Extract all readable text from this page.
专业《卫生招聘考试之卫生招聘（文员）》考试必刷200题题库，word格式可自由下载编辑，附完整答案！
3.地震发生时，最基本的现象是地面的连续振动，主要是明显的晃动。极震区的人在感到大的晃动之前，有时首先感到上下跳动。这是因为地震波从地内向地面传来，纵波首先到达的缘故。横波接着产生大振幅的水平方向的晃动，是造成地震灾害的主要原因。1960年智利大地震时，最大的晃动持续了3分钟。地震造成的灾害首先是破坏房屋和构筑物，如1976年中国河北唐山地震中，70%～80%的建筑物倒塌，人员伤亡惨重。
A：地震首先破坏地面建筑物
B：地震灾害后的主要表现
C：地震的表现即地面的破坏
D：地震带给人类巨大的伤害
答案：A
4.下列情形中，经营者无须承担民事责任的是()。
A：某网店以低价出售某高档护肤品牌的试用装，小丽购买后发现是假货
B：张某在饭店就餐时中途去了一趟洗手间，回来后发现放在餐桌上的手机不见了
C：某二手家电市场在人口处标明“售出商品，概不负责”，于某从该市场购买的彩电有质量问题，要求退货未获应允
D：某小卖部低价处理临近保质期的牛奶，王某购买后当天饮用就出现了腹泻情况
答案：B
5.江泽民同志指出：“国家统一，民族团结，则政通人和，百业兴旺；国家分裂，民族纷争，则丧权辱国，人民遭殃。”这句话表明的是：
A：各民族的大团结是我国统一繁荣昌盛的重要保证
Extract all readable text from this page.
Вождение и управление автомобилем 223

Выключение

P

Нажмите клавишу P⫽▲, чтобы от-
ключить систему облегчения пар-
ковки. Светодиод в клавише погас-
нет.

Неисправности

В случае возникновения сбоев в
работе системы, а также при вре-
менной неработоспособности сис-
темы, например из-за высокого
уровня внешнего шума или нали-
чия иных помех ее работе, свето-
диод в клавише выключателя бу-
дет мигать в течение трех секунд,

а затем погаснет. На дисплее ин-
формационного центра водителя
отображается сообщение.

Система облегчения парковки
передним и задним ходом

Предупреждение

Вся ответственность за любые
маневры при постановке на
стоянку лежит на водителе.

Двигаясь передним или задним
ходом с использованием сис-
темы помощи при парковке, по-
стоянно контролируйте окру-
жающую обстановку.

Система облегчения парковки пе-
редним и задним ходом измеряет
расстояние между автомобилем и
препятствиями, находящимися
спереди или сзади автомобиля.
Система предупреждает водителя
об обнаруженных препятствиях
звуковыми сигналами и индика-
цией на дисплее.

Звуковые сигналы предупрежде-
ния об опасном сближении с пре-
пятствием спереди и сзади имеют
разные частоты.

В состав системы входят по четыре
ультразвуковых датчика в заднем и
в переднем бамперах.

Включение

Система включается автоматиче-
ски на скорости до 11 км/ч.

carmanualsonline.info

——

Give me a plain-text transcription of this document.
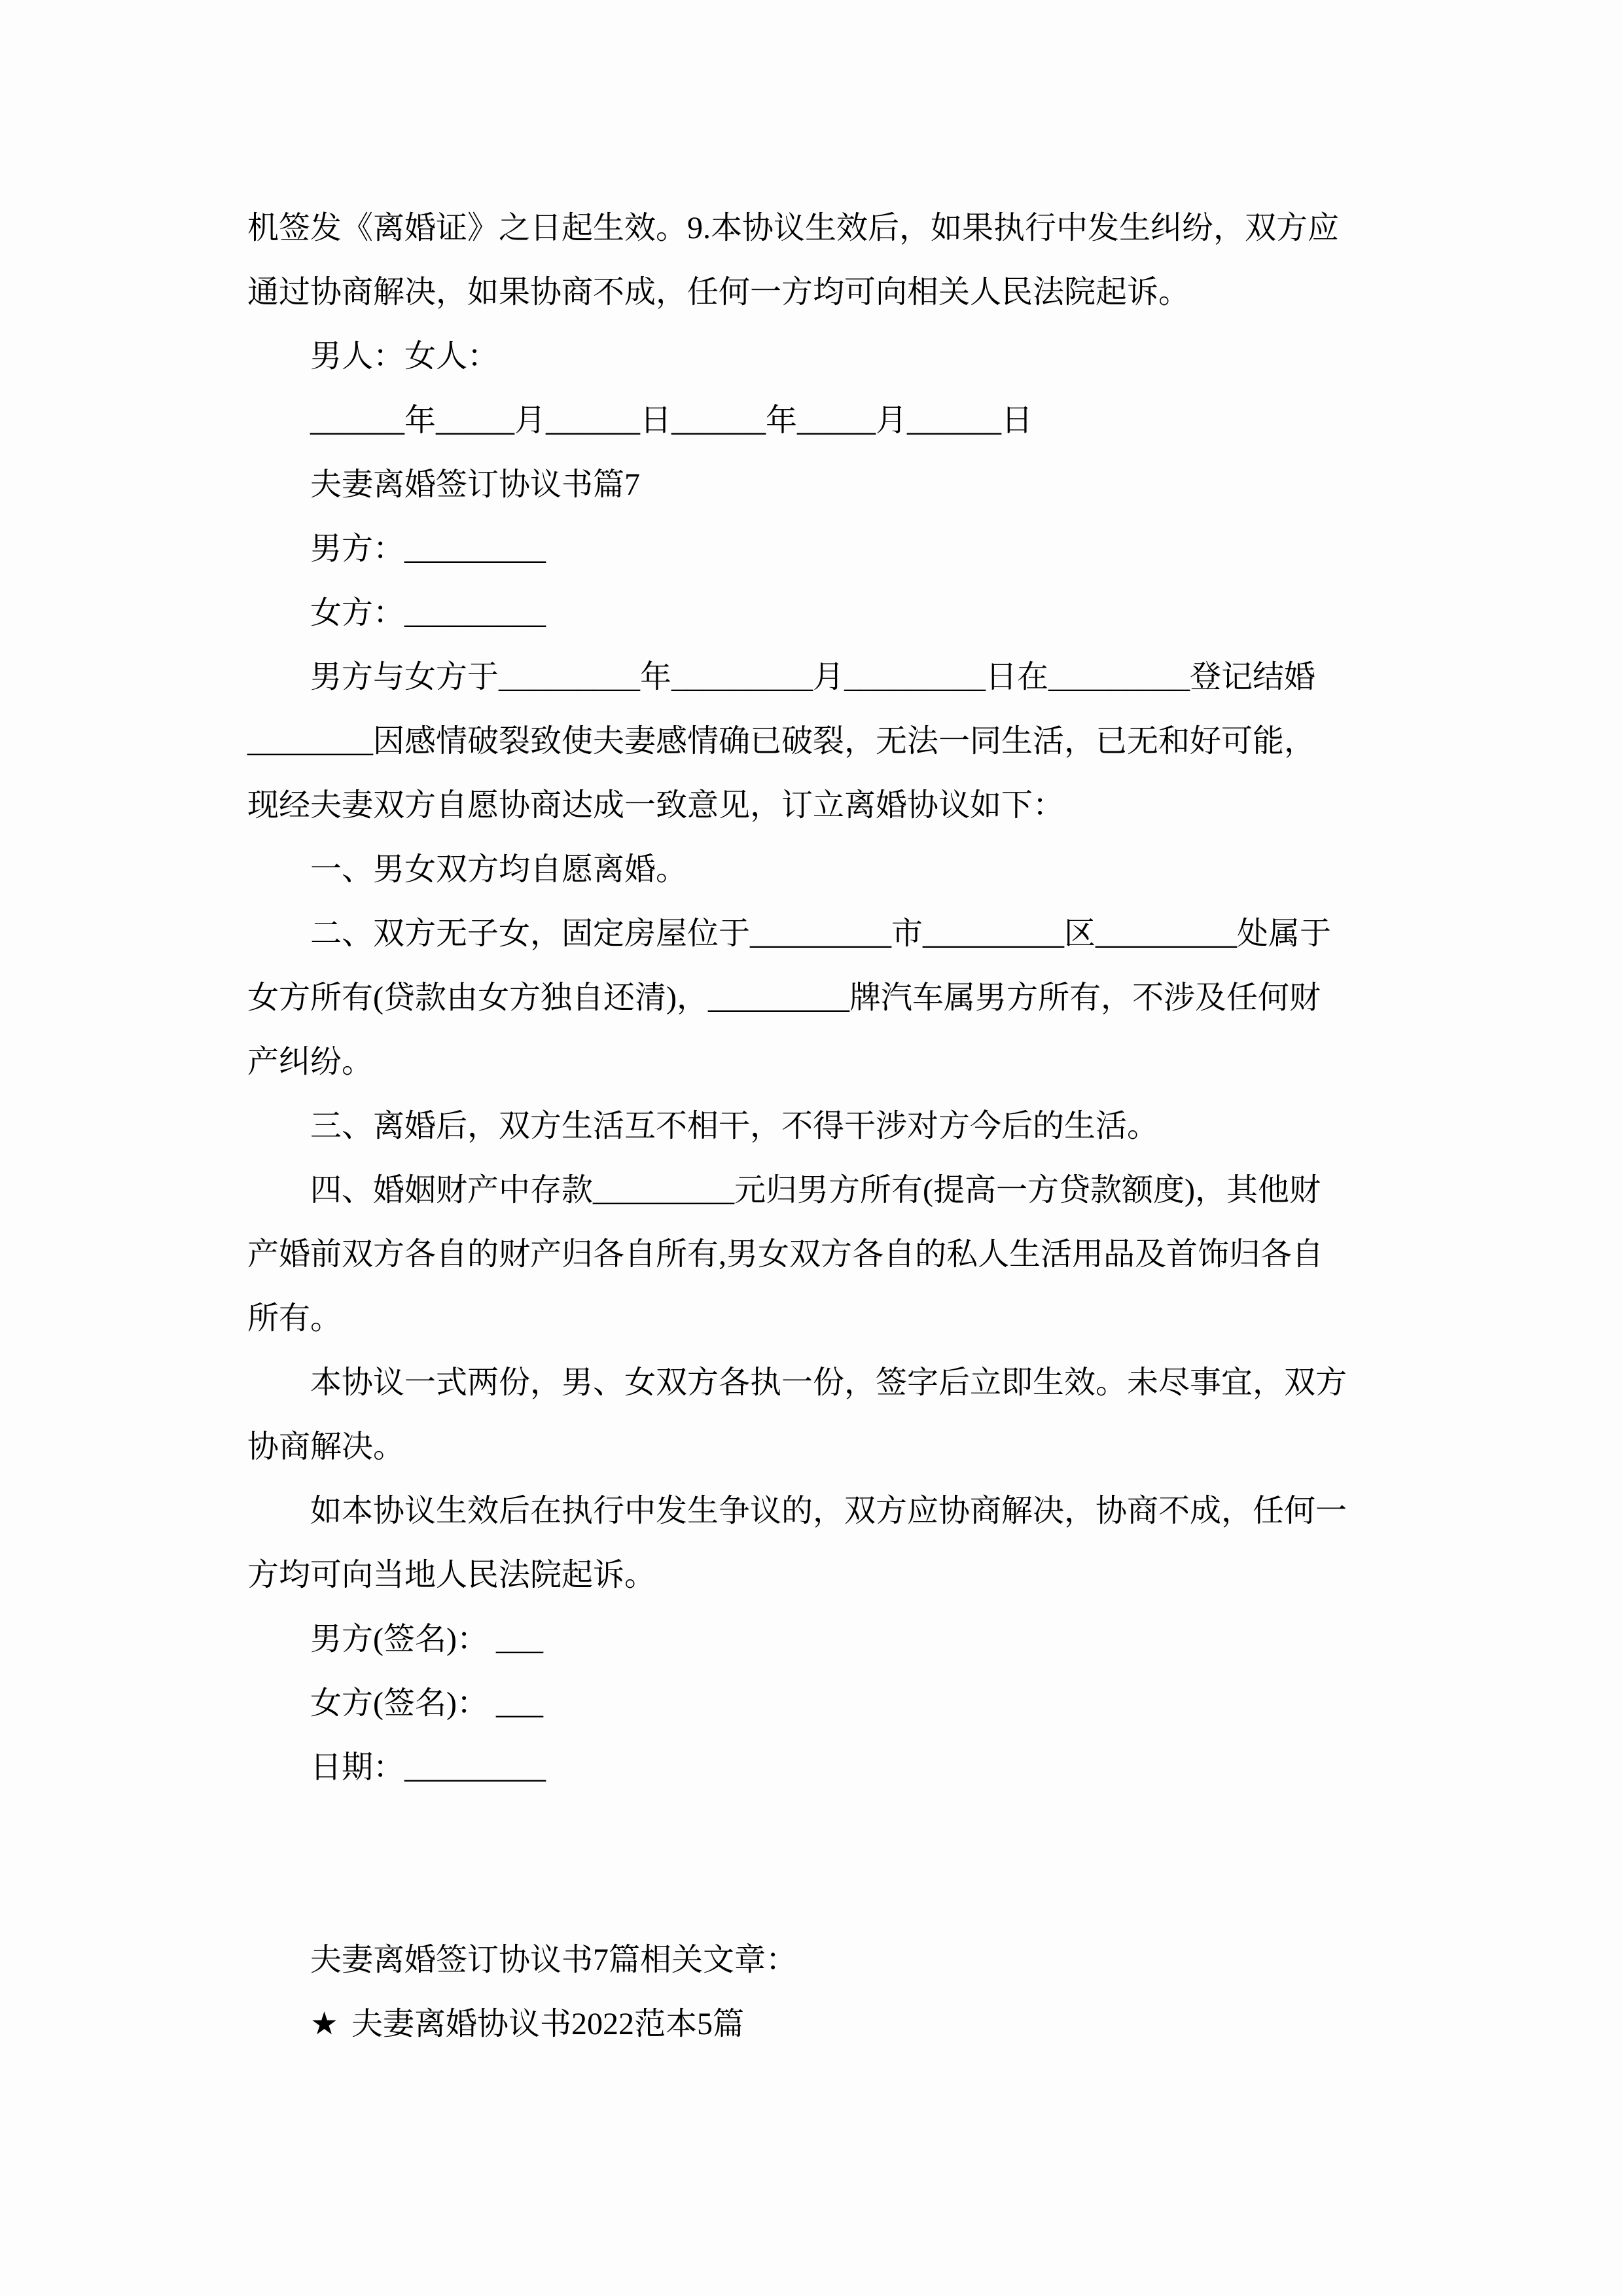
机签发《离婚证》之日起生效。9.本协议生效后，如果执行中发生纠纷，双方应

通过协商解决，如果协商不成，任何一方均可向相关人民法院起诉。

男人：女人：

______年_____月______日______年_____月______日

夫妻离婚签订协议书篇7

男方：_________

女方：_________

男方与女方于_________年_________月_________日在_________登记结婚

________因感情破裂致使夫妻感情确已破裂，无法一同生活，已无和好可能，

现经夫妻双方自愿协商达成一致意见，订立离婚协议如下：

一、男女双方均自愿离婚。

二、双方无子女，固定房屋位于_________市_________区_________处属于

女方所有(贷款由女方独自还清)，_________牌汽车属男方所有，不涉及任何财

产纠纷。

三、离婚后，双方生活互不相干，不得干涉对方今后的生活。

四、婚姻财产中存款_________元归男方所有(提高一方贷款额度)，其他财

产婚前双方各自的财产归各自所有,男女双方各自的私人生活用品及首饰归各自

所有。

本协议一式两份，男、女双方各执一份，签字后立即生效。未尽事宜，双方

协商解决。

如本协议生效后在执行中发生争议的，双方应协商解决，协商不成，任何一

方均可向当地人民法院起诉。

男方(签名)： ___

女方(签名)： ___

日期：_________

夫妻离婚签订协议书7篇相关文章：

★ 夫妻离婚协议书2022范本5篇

——

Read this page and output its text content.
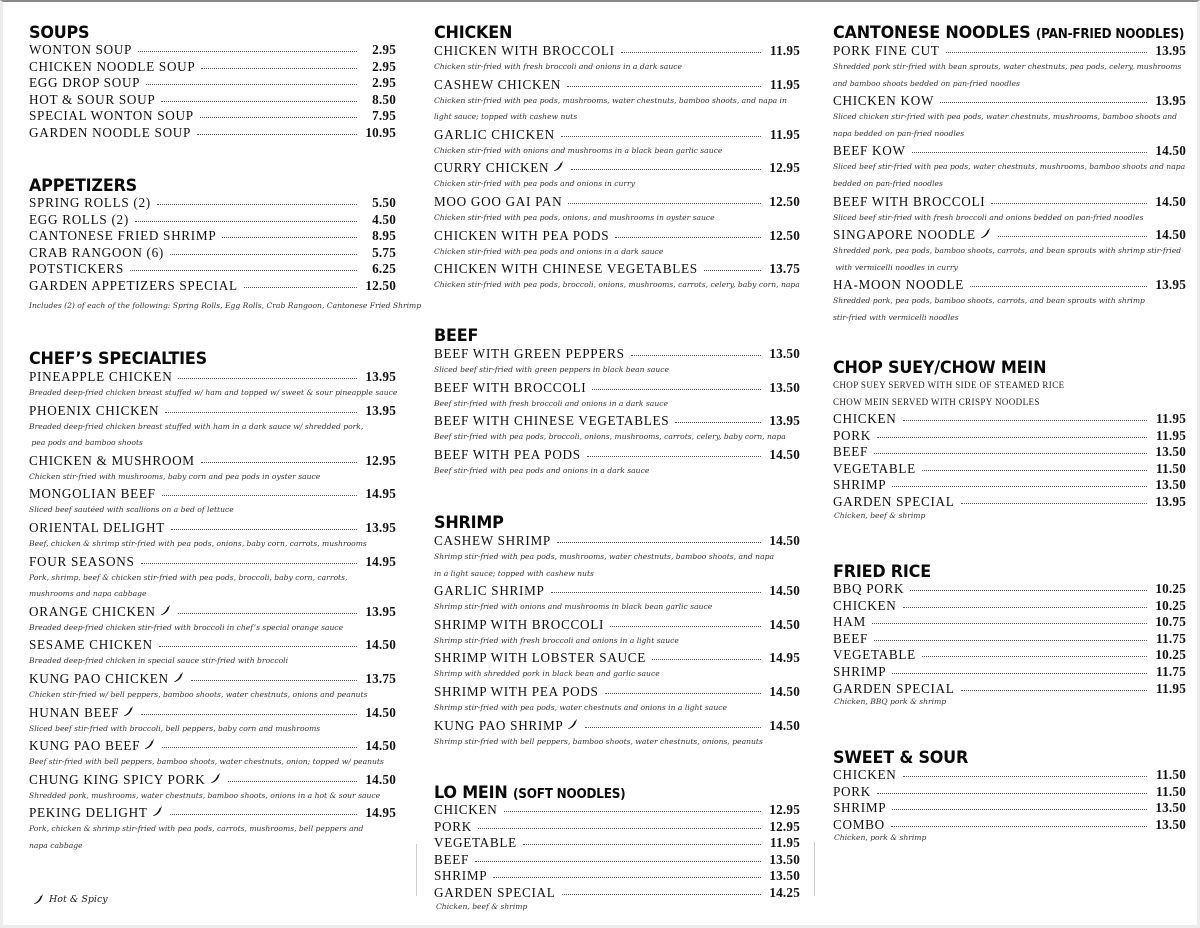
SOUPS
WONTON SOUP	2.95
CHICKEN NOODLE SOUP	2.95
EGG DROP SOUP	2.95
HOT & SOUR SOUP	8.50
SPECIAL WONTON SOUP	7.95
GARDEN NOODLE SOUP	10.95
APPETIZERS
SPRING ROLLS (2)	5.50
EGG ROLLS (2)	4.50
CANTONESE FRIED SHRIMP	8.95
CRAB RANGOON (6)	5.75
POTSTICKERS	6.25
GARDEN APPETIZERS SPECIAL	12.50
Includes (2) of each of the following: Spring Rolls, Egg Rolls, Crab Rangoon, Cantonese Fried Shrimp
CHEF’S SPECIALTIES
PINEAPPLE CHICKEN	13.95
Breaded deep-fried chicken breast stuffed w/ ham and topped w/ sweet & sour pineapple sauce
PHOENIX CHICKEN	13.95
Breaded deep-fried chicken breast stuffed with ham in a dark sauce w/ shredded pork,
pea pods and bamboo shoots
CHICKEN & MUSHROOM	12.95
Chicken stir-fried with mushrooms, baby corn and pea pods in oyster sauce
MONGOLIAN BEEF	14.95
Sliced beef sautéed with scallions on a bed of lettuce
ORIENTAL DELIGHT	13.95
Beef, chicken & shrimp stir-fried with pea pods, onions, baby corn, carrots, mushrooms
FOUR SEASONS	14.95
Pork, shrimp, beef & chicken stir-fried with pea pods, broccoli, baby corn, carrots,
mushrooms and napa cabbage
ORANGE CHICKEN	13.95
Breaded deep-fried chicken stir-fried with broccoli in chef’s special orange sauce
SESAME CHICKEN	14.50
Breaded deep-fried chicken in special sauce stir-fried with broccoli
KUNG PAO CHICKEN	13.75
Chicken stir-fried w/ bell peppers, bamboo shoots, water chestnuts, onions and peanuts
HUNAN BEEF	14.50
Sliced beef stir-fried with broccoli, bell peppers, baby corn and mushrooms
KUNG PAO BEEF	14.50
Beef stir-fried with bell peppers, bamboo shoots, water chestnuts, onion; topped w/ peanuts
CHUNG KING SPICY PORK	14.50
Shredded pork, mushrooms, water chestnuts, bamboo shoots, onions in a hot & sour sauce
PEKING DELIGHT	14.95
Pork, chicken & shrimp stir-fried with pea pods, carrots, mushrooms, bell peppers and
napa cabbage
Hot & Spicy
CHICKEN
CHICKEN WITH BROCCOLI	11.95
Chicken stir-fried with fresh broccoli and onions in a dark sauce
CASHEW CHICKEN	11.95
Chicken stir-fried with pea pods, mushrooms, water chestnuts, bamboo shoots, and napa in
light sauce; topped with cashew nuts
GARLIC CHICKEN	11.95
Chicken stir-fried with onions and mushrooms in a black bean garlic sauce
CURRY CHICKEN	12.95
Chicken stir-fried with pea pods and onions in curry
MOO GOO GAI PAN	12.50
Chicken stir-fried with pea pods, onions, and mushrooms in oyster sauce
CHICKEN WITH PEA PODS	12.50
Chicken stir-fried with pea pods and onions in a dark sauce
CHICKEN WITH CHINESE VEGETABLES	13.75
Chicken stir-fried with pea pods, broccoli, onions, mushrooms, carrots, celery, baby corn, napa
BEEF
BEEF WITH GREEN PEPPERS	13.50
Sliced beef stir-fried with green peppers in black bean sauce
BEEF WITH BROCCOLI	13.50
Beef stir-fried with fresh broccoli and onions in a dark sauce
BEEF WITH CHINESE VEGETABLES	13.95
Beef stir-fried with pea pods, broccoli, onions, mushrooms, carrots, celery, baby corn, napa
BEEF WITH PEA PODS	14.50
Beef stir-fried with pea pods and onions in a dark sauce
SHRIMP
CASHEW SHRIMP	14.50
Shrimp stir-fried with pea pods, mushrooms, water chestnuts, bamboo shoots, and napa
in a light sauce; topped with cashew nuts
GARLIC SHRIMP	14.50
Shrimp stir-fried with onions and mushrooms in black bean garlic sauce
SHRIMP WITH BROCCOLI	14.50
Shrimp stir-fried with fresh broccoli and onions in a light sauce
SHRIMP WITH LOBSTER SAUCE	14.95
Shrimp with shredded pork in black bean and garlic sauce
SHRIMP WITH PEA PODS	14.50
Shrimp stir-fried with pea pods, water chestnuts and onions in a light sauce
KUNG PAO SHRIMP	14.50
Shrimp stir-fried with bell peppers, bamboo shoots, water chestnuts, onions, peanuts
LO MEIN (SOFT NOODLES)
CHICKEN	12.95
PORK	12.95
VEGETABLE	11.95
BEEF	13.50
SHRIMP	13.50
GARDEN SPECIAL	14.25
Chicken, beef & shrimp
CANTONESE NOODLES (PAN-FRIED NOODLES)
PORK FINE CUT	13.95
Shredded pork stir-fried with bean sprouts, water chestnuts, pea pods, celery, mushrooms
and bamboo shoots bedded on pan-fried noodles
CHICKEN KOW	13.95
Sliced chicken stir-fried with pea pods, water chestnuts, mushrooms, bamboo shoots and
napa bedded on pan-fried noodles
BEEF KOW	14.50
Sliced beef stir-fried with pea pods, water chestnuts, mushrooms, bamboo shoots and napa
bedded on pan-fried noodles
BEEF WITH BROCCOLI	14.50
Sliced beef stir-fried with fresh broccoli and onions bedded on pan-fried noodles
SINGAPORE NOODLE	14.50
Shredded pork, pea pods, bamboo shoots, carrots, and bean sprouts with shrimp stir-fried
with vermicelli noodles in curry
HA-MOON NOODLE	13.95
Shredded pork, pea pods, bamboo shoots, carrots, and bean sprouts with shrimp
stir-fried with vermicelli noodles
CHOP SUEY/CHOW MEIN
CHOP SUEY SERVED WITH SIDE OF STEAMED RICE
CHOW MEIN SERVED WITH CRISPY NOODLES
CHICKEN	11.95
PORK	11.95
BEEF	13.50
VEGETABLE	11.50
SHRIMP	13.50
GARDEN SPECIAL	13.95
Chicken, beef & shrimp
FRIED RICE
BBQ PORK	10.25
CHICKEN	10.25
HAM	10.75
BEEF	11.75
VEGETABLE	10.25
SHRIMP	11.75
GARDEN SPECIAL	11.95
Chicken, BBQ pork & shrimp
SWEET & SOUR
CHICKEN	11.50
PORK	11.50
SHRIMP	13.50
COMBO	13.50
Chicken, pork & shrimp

——

Look through the lines above and collect those with the word "baby".

Chicken stir-fried with mushrooms, baby corn and pea pods in oyster sauce
Beef, chicken & shrimp stir-fried with pea pods, onions, baby corn, carrots, mushrooms
Pork, shrimp, beef & chicken stir-fried with pea pods, broccoli, baby corn, carrots,
Sliced beef stir-fried with broccoli, bell peppers, baby corn and mushrooms
Chicken stir-fried with pea pods, broccoli, onions, mushrooms, carrots, celery, baby corn, napa
Beef stir-fried with pea pods, broccoli, onions, mushrooms, carrots, celery, baby corn, napa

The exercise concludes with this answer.